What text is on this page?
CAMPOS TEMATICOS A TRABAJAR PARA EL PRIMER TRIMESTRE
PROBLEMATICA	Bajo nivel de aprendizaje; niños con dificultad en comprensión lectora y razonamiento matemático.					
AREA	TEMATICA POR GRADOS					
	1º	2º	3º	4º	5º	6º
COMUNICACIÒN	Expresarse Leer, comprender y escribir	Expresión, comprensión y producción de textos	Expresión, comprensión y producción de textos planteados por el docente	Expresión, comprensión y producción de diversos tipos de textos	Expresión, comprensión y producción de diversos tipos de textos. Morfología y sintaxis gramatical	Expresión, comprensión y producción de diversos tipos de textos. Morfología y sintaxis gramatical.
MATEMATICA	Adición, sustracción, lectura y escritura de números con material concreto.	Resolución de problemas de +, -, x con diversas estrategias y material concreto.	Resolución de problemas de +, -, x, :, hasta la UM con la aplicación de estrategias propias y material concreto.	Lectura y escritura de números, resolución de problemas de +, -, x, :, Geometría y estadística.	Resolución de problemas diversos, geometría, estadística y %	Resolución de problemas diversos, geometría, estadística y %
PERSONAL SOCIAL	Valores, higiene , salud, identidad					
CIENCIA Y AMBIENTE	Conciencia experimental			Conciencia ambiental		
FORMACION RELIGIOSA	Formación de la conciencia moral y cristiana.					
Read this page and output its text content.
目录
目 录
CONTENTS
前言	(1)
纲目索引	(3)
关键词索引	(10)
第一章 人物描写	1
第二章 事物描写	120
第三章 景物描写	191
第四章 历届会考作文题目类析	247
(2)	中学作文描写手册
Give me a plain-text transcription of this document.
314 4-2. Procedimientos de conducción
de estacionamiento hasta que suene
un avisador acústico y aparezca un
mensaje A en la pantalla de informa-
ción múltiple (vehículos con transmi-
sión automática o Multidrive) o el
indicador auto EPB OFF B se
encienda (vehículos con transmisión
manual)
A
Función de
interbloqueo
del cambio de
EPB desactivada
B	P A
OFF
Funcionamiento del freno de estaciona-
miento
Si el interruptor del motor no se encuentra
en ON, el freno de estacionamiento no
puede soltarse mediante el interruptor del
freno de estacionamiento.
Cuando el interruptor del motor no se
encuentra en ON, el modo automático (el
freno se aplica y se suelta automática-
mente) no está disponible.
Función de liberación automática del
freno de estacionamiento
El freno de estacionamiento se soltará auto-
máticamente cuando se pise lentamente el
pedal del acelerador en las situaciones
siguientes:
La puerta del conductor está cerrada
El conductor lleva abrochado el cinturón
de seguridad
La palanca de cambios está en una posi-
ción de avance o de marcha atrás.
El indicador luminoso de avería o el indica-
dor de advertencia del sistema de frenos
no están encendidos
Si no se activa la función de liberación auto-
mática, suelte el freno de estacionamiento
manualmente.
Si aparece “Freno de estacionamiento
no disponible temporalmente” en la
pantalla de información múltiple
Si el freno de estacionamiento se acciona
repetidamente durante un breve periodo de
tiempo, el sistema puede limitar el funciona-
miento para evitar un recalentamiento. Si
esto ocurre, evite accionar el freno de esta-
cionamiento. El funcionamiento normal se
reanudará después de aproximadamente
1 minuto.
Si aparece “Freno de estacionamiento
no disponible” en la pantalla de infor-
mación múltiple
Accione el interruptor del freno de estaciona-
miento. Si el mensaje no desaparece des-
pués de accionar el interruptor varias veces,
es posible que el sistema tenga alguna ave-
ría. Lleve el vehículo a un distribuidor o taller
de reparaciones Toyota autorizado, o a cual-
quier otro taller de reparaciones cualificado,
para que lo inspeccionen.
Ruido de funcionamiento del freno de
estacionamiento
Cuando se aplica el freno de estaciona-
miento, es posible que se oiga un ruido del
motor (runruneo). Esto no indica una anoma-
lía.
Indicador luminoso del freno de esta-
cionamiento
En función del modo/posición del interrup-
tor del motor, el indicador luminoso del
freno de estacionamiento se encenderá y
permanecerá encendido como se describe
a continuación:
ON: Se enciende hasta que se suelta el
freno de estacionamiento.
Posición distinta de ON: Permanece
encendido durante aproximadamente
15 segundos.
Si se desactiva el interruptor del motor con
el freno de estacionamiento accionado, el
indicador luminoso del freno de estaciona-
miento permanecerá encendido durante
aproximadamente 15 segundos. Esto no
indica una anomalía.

┄┄┄┄┄┄

**PROBLEM DETAILS**
How many lines of the data hold the string "page"? Reply with the number alone.

**THE OUTPUT**
2